======== Provided records ========

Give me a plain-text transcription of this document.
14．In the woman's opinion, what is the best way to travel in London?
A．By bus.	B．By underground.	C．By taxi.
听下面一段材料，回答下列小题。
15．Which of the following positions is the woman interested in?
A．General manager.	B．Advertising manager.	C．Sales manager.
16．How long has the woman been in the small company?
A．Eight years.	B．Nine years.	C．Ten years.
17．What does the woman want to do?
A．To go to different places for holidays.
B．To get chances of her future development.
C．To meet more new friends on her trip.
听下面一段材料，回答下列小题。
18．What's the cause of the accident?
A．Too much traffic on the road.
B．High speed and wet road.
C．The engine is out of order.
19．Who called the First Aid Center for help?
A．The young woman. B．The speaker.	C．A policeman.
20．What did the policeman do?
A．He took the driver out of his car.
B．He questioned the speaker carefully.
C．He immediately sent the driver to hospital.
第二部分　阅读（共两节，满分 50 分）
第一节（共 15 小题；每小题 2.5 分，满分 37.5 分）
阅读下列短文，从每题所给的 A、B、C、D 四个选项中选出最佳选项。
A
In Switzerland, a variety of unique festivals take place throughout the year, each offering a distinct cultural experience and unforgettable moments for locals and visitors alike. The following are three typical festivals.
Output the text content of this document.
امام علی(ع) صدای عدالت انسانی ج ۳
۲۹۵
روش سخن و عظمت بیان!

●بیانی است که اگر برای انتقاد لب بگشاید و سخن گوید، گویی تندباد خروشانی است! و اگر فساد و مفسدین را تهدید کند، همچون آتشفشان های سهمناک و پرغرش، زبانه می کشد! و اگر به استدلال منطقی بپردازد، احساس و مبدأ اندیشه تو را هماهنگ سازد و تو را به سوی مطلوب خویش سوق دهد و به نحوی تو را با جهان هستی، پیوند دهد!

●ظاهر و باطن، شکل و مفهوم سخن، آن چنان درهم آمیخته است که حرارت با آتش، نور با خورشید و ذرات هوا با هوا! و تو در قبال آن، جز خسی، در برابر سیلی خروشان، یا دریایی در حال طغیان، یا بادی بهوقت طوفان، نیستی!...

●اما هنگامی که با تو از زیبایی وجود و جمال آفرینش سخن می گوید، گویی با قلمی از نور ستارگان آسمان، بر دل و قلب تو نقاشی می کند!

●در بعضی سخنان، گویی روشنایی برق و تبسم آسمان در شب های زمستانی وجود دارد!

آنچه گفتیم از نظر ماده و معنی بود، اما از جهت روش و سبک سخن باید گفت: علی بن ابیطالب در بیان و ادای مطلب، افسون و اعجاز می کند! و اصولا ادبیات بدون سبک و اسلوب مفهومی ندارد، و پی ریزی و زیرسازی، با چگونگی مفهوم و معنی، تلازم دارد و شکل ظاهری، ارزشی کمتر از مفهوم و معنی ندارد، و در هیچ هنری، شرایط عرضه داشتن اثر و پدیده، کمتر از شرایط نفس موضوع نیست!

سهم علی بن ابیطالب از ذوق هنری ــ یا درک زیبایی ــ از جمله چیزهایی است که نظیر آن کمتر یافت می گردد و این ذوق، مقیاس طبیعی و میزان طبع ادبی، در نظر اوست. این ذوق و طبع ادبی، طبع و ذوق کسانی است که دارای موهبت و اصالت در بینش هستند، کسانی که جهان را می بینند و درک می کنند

========

_Task directions:_ Give an exact repetition of all the material.

_Exercise output:_
Give me a plain-text transcription of this document.
14．In the woman's opinion, what is the best way to travel in London?
A．By bus.	B．By underground.	C．By taxi.
听下面一段材料，回答下列小题。
15．Which of the following positions is the woman interested in?
A．General manager.	B．Advertising manager.	C．Sales manager.
16．How long has the woman been in the small company?
A．Eight years.	B．Nine years.	C．Ten years.
17．What does the woman want to do?
A．To go to different places for holidays.
B．To get chances of her future development.
C．To meet more new friends on her trip.
听下面一段材料，回答下列小题。
18．What's the cause of the accident?
A．Too much traffic on the road.
B．High speed and wet road.
C．The engine is out of order.
19．Who called the First Aid Center for help?
A．The young woman. B．The speaker.	C．A policeman.
20．What did the policeman do?
A．He took the driver out of his car.
B．He questioned the speaker carefully.
C．He immediately sent the driver to hospital.
第二部分　阅读（共两节，满分 50 分）
第一节（共 15 小题；每小题 2.5 分，满分 37.5 分）
阅读下列短文，从每题所给的 A、B、C、D 四个选项中选出最佳选项。
A
In Switzerland, a variety of unique festivals take place throughout the year, each offering a distinct cultural experience and unforgettable moments for locals and visitors alike. The following are three typical festivals.
Output the text content of this document.
امام علی(ع) صدای عدالت انسانی ج ۳
۲۹۵
روش سخن و عظمت بیان!

●بیانی است که اگر برای انتقاد لب بگشاید و سخن گوید، گویی تندباد خروشانی است! و اگر فساد و مفسدین را تهدید کند، همچون آتشفشان های سهمناک و پرغرش، زبانه می کشد! و اگر به استدلال منطقی بپردازد، احساس و مبدأ اندیشه تو را هماهنگ سازد و تو را به سوی مطلوب خویش سوق دهد و به نحوی تو را با جهان هستی، پیوند دهد!

●ظاهر و باطن، شکل و مفهوم سخن، آن چنان درهم آمیخته است که حرارت با آتش، نور با خورشید و ذرات هوا با هوا! و تو در قبال آن، جز خسی، در برابر سیلی خروشان، یا دریایی در حال طغیان، یا بادی بهوقت طوفان، نیستی!...

●اما هنگامی که با تو از زیبایی وجود و جمال آفرینش سخن می گوید، گویی با قلمی از نور ستارگان آسمان، بر دل و قلب تو نقاشی می کند!

●در بعضی سخنان، گویی روشنایی برق و تبسم آسمان در شب های زمستانی وجود دارد!

آنچه گفتیم از نظر ماده و معنی بود، اما از جهت روش و سبک سخن باید گفت: علی بن ابیطالب در بیان و ادای مطلب، افسون و اعجاز می کند! و اصولا ادبیات بدون سبک و اسلوب مفهومی ندارد، و پی ریزی و زیرسازی، با چگونگی مفهوم و معنی، تلازم دارد و شکل ظاهری، ارزشی کمتر از مفهوم و معنی ندارد، و در هیچ هنری، شرایط عرضه داشتن اثر و پدیده، کمتر از شرایط نفس موضوع نیست!

سهم علی بن ابیطالب از ذوق هنری ــ یا درک زیبایی ــ از جمله چیزهایی است که نظیر آن کمتر یافت می گردد و این ذوق، مقیاس طبیعی و میزان طبع ادبی، در نظر اوست. این ذوق و طبع ادبی، طبع و ذوق کسانی است که دارای موهبت و اصالت در بینش هستند، کسانی که جهان را می بینند و درک می کنند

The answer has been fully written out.